Goal of the exercise -
Would you return the complete listing below word for word?

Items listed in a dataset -
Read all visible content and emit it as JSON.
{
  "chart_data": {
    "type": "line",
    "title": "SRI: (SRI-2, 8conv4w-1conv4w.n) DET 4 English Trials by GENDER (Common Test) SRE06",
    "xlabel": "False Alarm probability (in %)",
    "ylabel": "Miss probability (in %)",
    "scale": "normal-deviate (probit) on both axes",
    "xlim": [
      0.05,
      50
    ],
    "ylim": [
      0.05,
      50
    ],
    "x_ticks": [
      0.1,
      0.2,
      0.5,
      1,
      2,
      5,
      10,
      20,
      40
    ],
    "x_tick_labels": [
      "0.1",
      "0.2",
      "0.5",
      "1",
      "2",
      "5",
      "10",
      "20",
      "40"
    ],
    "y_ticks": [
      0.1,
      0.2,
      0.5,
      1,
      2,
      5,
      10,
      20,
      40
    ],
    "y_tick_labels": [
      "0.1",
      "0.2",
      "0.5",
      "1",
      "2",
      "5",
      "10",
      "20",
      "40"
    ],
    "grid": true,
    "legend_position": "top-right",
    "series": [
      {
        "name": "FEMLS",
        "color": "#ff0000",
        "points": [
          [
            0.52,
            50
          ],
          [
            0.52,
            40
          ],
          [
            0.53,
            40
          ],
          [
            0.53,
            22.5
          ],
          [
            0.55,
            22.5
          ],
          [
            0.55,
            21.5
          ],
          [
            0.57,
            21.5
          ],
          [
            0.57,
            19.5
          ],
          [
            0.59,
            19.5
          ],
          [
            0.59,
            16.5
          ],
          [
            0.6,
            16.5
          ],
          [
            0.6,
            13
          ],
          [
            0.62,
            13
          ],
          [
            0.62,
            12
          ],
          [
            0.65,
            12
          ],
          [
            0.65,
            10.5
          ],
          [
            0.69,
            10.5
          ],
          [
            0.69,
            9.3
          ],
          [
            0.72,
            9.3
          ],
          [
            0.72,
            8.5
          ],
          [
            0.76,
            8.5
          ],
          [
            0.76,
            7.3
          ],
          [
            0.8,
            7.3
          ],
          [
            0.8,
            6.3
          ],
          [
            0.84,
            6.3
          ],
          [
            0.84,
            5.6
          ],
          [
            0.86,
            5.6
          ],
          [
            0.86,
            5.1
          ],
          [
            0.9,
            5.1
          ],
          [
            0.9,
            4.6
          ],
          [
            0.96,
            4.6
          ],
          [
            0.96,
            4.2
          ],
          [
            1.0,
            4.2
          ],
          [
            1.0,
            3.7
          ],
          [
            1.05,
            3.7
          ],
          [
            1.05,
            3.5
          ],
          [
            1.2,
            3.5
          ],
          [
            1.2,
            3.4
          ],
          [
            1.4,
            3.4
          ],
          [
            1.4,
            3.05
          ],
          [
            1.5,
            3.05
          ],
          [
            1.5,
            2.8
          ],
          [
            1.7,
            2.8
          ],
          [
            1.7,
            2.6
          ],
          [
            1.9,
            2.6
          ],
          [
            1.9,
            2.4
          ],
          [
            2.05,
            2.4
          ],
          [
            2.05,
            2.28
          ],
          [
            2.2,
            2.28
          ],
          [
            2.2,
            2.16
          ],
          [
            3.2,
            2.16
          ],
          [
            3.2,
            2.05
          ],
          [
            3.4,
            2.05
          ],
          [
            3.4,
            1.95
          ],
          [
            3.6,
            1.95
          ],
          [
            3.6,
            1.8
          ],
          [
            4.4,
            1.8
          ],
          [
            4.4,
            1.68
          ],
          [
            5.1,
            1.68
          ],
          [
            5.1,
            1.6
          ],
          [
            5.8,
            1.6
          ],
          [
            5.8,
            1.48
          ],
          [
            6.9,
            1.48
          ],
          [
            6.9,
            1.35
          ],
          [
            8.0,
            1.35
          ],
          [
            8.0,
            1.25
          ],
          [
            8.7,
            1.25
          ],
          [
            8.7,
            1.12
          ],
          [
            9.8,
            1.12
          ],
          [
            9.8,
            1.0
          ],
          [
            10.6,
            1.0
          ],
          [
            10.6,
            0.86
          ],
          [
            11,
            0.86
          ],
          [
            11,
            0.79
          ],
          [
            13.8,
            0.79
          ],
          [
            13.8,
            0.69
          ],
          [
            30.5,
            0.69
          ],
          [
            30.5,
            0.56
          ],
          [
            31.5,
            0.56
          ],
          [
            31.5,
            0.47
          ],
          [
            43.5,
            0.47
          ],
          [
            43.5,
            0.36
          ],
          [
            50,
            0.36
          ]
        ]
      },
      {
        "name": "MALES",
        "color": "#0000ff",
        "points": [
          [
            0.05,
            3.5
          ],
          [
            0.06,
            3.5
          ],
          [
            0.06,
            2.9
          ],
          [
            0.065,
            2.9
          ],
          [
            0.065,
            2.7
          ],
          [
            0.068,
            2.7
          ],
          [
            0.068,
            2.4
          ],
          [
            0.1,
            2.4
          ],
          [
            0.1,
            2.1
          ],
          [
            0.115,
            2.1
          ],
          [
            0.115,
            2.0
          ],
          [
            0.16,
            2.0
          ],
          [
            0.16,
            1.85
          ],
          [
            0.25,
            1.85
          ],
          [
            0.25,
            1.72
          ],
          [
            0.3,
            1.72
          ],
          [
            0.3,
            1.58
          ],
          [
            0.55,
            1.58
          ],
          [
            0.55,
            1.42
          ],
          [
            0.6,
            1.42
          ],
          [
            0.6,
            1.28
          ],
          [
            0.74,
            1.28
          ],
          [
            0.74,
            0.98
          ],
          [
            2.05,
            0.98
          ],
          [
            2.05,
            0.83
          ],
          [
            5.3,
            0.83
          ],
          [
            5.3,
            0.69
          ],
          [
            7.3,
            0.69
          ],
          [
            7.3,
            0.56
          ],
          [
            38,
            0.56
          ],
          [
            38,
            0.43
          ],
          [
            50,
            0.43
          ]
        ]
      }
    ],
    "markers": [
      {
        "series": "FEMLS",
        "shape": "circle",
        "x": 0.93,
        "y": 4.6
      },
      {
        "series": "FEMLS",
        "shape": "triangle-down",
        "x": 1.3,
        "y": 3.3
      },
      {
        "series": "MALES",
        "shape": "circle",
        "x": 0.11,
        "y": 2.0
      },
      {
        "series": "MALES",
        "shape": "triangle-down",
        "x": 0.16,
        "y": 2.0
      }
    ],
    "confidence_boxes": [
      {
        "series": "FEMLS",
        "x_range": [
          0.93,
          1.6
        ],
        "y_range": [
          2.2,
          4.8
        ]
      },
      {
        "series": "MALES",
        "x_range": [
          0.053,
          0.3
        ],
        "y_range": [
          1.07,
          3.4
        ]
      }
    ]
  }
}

Response for this exercise -
Read all visible content and emit it as JSON.
{
  "chart_data": {
    "type": "line",
    "title": "SRI: (SRI-2, 8conv4w-1conv4w.n) DET 4 English Trials by GENDER (Common Test) SRE06",
    "xlabel": "False Alarm probability (in %)",
    "ylabel": "Miss probability (in %)",
    "scale": "normal-deviate (probit) on both axes",
    "xlim": [
      0.05,
      50
    ],
    "ylim": [
      0.05,
      50
    ],
    "x_ticks": [
      0.1,
      0.2,
      0.5,
      1,
      2,
      5,
      10,
      20,
      40
    ],
    "x_tick_labels": [
      "0.1",
      "0.2",
      "0.5",
      "1",
      "2",
      "5",
      "10",
      "20",
      "40"
    ],
    "y_ticks": [
      0.1,
      0.2,
      0.5,
      1,
      2,
      5,
      10,
      20,
      40
    ],
    "y_tick_labels": [
      "0.1",
      "0.2",
      "0.5",
      "1",
      "2",
      "5",
      "10",
      "20",
      "40"
    ],
    "grid": true,
    "legend_position": "top-right",
    "series": [
      {
        "name": "FEMLS",
        "color": "#ff0000",
        "points": [
          [
            0.52,
            50
          ],
          [
            0.52,
            40
          ],
          [
            0.53,
            40
          ],
          [
            0.53,
            22.5
          ],
          [
            0.55,
            22.5
          ],
          [
            0.55,
            21.5
          ],
          [
            0.57,
            21.5
          ],
          [
            0.57,
            19.5
          ],
          [
            0.59,
            19.5
          ],
          [
            0.59,
            16.5
          ],
          [
            0.6,
            16.5
          ],
          [
            0.6,
            13
          ],
          [
            0.62,
            13
          ],
          [
            0.62,
            12
          ],
          [
            0.65,
            12
          ],
          [
            0.65,
            10.5
          ],
          [
            0.69,
            10.5
          ],
          [
            0.69,
            9.3
          ],
          [
            0.72,
            9.3
          ],
          [
            0.72,
            8.5
          ],
          [
            0.76,
            8.5
          ],
          [
            0.76,
            7.3
          ],
          [
            0.8,
            7.3
          ],
          [
            0.8,
            6.3
          ],
          [
            0.84,
            6.3
          ],
          [
            0.84,
            5.6
          ],
          [
            0.86,
            5.6
          ],
          [
            0.86,
            5.1
          ],
          [
            0.9,
            5.1
          ],
          [
            0.9,
            4.6
          ],
          [
            0.96,
            4.6
          ],
          [
            0.96,
            4.2
          ],
          [
            1.0,
            4.2
          ],
          [
            1.0,
            3.7
          ],
          [
            1.05,
            3.7
          ],
          [
            1.05,
            3.5
          ],
          [
            1.2,
            3.5
          ],
          [
            1.2,
            3.4
          ],
          [
            1.4,
            3.4
          ],
          [
            1.4,
            3.05
          ],
          [
            1.5,
            3.05
          ],
          [
            1.5,
            2.8
          ],
          [
            1.7,
            2.8
          ],
          [
            1.7,
            2.6
          ],
          [
            1.9,
            2.6
          ],
          [
            1.9,
            2.4
          ],
          [
            2.05,
            2.4
          ],
          [
            2.05,
            2.28
          ],
          [
            2.2,
            2.28
          ],
          [
            2.2,
            2.16
          ],
          [
            3.2,
            2.16
          ],
          [
            3.2,
            2.05
          ],
          [
            3.4,
            2.05
          ],
          [
            3.4,
            1.95
          ],
          [
            3.6,
            1.95
          ],
          [
            3.6,
            1.8
          ],
          [
            4.4,
            1.8
          ],
          [
            4.4,
            1.68
          ],
          [
            5.1,
            1.68
          ],
          [
            5.1,
            1.6
          ],
          [
            5.8,
            1.6
          ],
          [
            5.8,
            1.48
          ],
          [
            6.9,
            1.48
          ],
          [
            6.9,
            1.35
          ],
          [
            8.0,
            1.35
          ],
          [
            8.0,
            1.25
          ],
          [
            8.7,
            1.25
          ],
          [
            8.7,
            1.12
          ],
          [
            9.8,
            1.12
          ],
          [
            9.8,
            1.0
          ],
          [
            10.6,
            1.0
          ],
          [
            10.6,
            0.86
          ],
          [
            11,
            0.86
          ],
          [
            11,
            0.79
          ],
          [
            13.8,
            0.79
          ],
          [
            13.8,
            0.69
          ],
          [
            30.5,
            0.69
          ],
          [
            30.5,
            0.56
          ],
          [
            31.5,
            0.56
          ],
          [
            31.5,
            0.47
          ],
          [
            43.5,
            0.47
          ],
          [
            43.5,
            0.36
          ],
          [
            50,
            0.36
          ]
        ]
      },
      {
        "name": "MALES",
        "color": "#0000ff",
        "points": [
          [
            0.05,
            3.5
          ],
          [
            0.06,
            3.5
          ],
          [
            0.06,
            2.9
          ],
          [
            0.065,
            2.9
          ],
          [
            0.065,
            2.7
          ],
          [
            0.068,
            2.7
          ],
          [
            0.068,
            2.4
          ],
          [
            0.1,
            2.4
          ],
          [
            0.1,
            2.1
          ],
          [
            0.115,
            2.1
          ],
          [
            0.115,
            2.0
          ],
          [
            0.16,
            2.0
          ],
          [
            0.16,
            1.85
          ],
          [
            0.25,
            1.85
          ],
          [
            0.25,
            1.72
          ],
          [
            0.3,
            1.72
          ],
          [
            0.3,
            1.58
          ],
          [
            0.55,
            1.58
          ],
          [
            0.55,
            1.42
          ],
          [
            0.6,
            1.42
          ],
          [
            0.6,
            1.28
          ],
          [
            0.74,
            1.28
          ],
          [
            0.74,
            0.98
          ],
          [
            2.05,
            0.98
          ],
          [
            2.05,
            0.83
          ],
          [
            5.3,
            0.83
          ],
          [
            5.3,
            0.69
          ],
          [
            7.3,
            0.69
          ],
          [
            7.3,
            0.56
          ],
          [
            38,
            0.56
          ],
          [
            38,
            0.43
          ],
          [
            50,
            0.43
          ]
        ]
      }
    ],
    "markers": [
      {
        "series": "FEMLS",
        "shape": "circle",
        "x": 0.93,
        "y": 4.6
      },
      {
        "series": "FEMLS",
        "shape": "triangle-down",
        "x": 1.3,
        "y": 3.3
      },
      {
        "series": "MALES",
        "shape": "circle",
        "x": 0.11,
        "y": 2.0
      },
      {
        "series": "MALES",
        "shape": "triangle-down",
        "x": 0.16,
        "y": 2.0
      }
    ],
    "confidence_boxes": [
      {
        "series": "FEMLS",
        "x_range": [
          0.93,
          1.6
        ],
        "y_range": [
          2.2,
          4.8
        ]
      },
      {
        "series": "MALES",
        "x_range": [
          0.053,
          0.3
        ],
        "y_range": [
          1.07,
          3.4
        ]
      }
    ]
  }
}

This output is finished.